Without skipping anything, write out each record below exactly.

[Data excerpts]
★ ★ ★ ★ ★ ★ ★

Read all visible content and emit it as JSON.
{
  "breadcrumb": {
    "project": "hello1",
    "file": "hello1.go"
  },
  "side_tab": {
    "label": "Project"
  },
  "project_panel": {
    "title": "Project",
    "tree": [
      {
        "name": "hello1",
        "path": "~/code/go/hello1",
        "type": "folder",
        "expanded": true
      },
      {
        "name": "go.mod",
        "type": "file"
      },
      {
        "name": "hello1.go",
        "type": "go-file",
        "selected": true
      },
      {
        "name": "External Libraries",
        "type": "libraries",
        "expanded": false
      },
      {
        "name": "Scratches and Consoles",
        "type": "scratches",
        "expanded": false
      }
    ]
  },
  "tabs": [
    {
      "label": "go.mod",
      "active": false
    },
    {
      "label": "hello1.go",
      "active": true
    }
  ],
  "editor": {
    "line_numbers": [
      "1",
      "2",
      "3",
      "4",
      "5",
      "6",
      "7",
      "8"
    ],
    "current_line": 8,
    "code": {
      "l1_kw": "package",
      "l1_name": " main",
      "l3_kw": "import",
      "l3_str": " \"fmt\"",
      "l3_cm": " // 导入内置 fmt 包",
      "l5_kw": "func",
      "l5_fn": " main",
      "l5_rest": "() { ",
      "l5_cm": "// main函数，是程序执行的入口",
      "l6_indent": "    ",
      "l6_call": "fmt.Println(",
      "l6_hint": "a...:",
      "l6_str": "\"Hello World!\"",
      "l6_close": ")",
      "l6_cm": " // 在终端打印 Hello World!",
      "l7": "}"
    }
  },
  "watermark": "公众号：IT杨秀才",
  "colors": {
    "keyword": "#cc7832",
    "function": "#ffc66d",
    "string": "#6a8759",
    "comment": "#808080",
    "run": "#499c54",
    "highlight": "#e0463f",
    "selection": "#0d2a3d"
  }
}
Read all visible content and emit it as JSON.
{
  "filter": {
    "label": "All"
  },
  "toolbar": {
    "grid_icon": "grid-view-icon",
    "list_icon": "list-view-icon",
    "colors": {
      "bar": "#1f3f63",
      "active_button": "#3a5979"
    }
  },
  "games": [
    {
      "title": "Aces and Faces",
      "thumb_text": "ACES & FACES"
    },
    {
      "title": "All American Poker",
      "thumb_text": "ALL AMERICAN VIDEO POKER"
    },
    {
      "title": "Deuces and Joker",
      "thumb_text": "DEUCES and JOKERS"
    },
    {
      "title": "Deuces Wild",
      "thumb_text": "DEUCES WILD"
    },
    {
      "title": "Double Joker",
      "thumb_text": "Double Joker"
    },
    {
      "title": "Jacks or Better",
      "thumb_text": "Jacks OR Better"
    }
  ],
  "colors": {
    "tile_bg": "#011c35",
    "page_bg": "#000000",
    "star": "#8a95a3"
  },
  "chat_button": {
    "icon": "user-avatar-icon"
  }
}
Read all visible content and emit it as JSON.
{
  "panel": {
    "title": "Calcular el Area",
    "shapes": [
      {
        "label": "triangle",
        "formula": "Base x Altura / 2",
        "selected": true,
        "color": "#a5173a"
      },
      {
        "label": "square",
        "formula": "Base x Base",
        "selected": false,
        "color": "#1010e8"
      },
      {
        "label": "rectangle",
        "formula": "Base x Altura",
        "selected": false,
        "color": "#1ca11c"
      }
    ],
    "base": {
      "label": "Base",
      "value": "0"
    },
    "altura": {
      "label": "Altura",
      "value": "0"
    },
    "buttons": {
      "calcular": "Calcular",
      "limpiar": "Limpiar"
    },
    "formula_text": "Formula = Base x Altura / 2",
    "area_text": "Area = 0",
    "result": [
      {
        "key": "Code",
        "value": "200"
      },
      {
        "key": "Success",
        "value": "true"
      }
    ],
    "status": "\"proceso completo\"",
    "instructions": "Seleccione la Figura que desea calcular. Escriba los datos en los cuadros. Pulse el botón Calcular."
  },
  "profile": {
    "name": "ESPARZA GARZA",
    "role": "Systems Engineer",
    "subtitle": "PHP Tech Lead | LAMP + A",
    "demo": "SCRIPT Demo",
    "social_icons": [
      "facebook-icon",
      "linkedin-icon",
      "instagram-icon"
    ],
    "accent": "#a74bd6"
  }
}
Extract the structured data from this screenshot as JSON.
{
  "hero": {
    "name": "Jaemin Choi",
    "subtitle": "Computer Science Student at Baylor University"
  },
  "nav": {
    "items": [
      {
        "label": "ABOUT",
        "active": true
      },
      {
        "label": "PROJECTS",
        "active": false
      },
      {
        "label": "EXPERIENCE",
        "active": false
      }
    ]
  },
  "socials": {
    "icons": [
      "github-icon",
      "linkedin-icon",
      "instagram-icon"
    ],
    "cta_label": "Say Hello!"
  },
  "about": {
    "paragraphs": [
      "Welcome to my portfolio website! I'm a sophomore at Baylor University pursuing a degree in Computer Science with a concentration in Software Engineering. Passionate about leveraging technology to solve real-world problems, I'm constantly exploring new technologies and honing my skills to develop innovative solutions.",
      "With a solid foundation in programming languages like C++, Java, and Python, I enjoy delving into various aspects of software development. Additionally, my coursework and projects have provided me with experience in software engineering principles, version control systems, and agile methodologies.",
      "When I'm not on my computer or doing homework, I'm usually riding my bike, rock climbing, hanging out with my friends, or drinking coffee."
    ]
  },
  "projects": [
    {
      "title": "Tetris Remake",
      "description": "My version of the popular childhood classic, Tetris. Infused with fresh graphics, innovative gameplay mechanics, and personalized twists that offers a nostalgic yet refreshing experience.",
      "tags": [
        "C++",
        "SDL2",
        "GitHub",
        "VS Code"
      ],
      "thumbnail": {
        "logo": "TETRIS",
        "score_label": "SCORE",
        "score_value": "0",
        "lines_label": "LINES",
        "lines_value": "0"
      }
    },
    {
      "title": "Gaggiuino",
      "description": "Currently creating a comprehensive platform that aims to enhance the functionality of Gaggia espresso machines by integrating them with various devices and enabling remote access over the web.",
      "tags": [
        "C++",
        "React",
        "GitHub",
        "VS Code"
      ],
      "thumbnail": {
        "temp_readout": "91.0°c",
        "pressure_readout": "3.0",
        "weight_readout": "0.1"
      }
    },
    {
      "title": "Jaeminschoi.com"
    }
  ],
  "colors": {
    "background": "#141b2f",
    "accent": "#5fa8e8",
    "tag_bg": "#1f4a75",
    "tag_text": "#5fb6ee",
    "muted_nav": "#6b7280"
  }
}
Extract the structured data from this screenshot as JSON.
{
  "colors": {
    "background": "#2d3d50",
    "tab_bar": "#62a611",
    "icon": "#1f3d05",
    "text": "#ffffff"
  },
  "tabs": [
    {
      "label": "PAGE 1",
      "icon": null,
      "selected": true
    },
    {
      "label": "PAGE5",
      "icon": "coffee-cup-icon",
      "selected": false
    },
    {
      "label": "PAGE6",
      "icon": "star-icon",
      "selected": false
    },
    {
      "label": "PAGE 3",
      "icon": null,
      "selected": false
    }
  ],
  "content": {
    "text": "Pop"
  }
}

★ ★ ★ ★ ★ ★ ★

Exercise output:
Read all visible content and emit it as JSON.
{
  "breadcrumb": {
    "project": "hello1",
    "file": "hello1.go"
  },
  "side_tab": {
    "label": "Project"
  },
  "project_panel": {
    "title": "Project",
    "tree": [
      {
        "name": "hello1",
        "path": "~/code/go/hello1",
        "type": "folder",
        "expanded": true
      },
      {
        "name": "go.mod",
        "type": "file"
      },
      {
        "name": "hello1.go",
        "type": "go-file",
        "selected": true
      },
      {
        "name": "External Libraries",
        "type": "libraries",
        "expanded": false
      },
      {
        "name": "Scratches and Consoles",
        "type": "scratches",
        "expanded": false
      }
    ]
  },
  "tabs": [
    {
      "label": "go.mod",
      "active": false
    },
    {
      "label": "hello1.go",
      "active": true
    }
  ],
  "editor": {
    "line_numbers": [
      "1",
      "2",
      "3",
      "4",
      "5",
      "6",
      "7",
      "8"
    ],
    "current_line": 8,
    "code": {
      "l1_kw": "package",
      "l1_name": " main",
      "l3_kw": "import",
      "l3_str": " \"fmt\"",
      "l3_cm": " // 导入内置 fmt 包",
      "l5_kw": "func",
      "l5_fn": " main",
      "l5_rest": "() { ",
      "l5_cm": "// main函数，是程序执行的入口",
      "l6_indent": "    ",
      "l6_call": "fmt.Println(",
      "l6_hint": "a...:",
      "l6_str": "\"Hello World!\"",
      "l6_close": ")",
      "l6_cm": " // 在终端打印 Hello World!",
      "l7": "}"
    }
  },
  "watermark": "公众号：IT杨秀才",
  "colors": {
    "keyword": "#cc7832",
    "function": "#ffc66d",
    "string": "#6a8759",
    "comment": "#808080",
    "run": "#499c54",
    "highlight": "#e0463f",
    "selection": "#0d2a3d"
  }
}
Read all visible content and emit it as JSON.
{
  "filter": {
    "label": "All"
  },
  "toolbar": {
    "grid_icon": "grid-view-icon",
    "list_icon": "list-view-icon",
    "colors": {
      "bar": "#1f3f63",
      "active_button": "#3a5979"
    }
  },
  "games": [
    {
      "title": "Aces and Faces",
      "thumb_text": "ACES & FACES"
    },
    {
      "title": "All American Poker",
      "thumb_text": "ALL AMERICAN VIDEO POKER"
    },
    {
      "title": "Deuces and Joker",
      "thumb_text": "DEUCES and JOKERS"
    },
    {
      "title": "Deuces Wild",
      "thumb_text": "DEUCES WILD"
    },
    {
      "title": "Double Joker",
      "thumb_text": "Double Joker"
    },
    {
      "title": "Jacks or Better",
      "thumb_text": "Jacks OR Better"
    }
  ],
  "colors": {
    "tile_bg": "#011c35",
    "page_bg": "#000000",
    "star": "#8a95a3"
  },
  "chat_button": {
    "icon": "user-avatar-icon"
  }
}
Read all visible content and emit it as JSON.
{
  "panel": {
    "title": "Calcular el Area",
    "shapes": [
      {
        "label": "triangle",
        "formula": "Base x Altura / 2",
        "selected": true,
        "color": "#a5173a"
      },
      {
        "label": "square",
        "formula": "Base x Base",
        "selected": false,
        "color": "#1010e8"
      },
      {
        "label": "rectangle",
        "formula": "Base x Altura",
        "selected": false,
        "color": "#1ca11c"
      }
    ],
    "base": {
      "label": "Base",
      "value": "0"
    },
    "altura": {
      "label": "Altura",
      "value": "0"
    },
    "buttons": {
      "calcular": "Calcular",
      "limpiar": "Limpiar"
    },
    "formula_text": "Formula = Base x Altura / 2",
    "area_text": "Area = 0",
    "result": [
      {
        "key": "Code",
        "value": "200"
      },
      {
        "key": "Success",
        "value": "true"
      }
    ],
    "status": "\"proceso completo\"",
    "instructions": "Seleccione la Figura que desea calcular. Escriba los datos en los cuadros. Pulse el botón Calcular."
  },
  "profile": {
    "name": "ESPARZA GARZA",
    "role": "Systems Engineer",
    "subtitle": "PHP Tech Lead | LAMP + A",
    "demo": "SCRIPT Demo",
    "social_icons": [
      "facebook-icon",
      "linkedin-icon",
      "instagram-icon"
    ],
    "accent": "#a74bd6"
  }
}
Extract the structured data from this screenshot as JSON.
{
  "hero": {
    "name": "Jaemin Choi",
    "subtitle": "Computer Science Student at Baylor University"
  },
  "nav": {
    "items": [
      {
        "label": "ABOUT",
        "active": true
      },
      {
        "label": "PROJECTS",
        "active": false
      },
      {
        "label": "EXPERIENCE",
        "active": false
      }
    ]
  },
  "socials": {
    "icons": [
      "github-icon",
      "linkedin-icon",
      "instagram-icon"
    ],
    "cta_label": "Say Hello!"
  },
  "about": {
    "paragraphs": [
      "Welcome to my portfolio website! I'm a sophomore at Baylor University pursuing a degree in Computer Science with a concentration in Software Engineering. Passionate about leveraging technology to solve real-world problems, I'm constantly exploring new technologies and honing my skills to develop innovative solutions.",
      "With a solid foundation in programming languages like C++, Java, and Python, I enjoy delving into various aspects of software development. Additionally, my coursework and projects have provided me with experience in software engineering principles, version control systems, and agile methodologies.",
      "When I'm not on my computer or doing homework, I'm usually riding my bike, rock climbing, hanging out with my friends, or drinking coffee."
    ]
  },
  "projects": [
    {
      "title": "Tetris Remake",
      "description": "My version of the popular childhood classic, Tetris. Infused with fresh graphics, innovative gameplay mechanics, and personalized twists that offers a nostalgic yet refreshing experience.",
      "tags": [
        "C++",
        "SDL2",
        "GitHub",
        "VS Code"
      ],
      "thumbnail": {
        "logo": "TETRIS",
        "score_label": "SCORE",
        "score_value": "0",
        "lines_label": "LINES",
        "lines_value": "0"
      }
    },
    {
      "title": "Gaggiuino",
      "description": "Currently creating a comprehensive platform that aims to enhance the functionality of Gaggia espresso machines by integrating them with various devices and enabling remote access over the web.",
      "tags": [
        "C++",
        "React",
        "GitHub",
        "VS Code"
      ],
      "thumbnail": {
        "temp_readout": "91.0°c",
        "pressure_readout": "3.0",
        "weight_readout": "0.1"
      }
    },
    {
      "title": "Jaeminschoi.com"
    }
  ],
  "colors": {
    "background": "#141b2f",
    "accent": "#5fa8e8",
    "tag_bg": "#1f4a75",
    "tag_text": "#5fb6ee",
    "muted_nav": "#6b7280"
  }
}
Extract the structured data from this screenshot as JSON.
{
  "colors": {
    "background": "#2d3d50",
    "tab_bar": "#62a611",
    "icon": "#1f3d05",
    "text": "#ffffff"
  },
  "tabs": [
    {
      "label": "PAGE 1",
      "icon": null,
      "selected": true
    },
    {
      "label": "PAGE5",
      "icon": "coffee-cup-icon",
      "selected": false
    },
    {
      "label": "PAGE6",
      "icon": "star-icon",
      "selected": false
    },
    {
      "label": "PAGE 3",
      "icon": null,
      "selected": false
    }
  ],
  "content": {
    "text": "Pop"
  }
}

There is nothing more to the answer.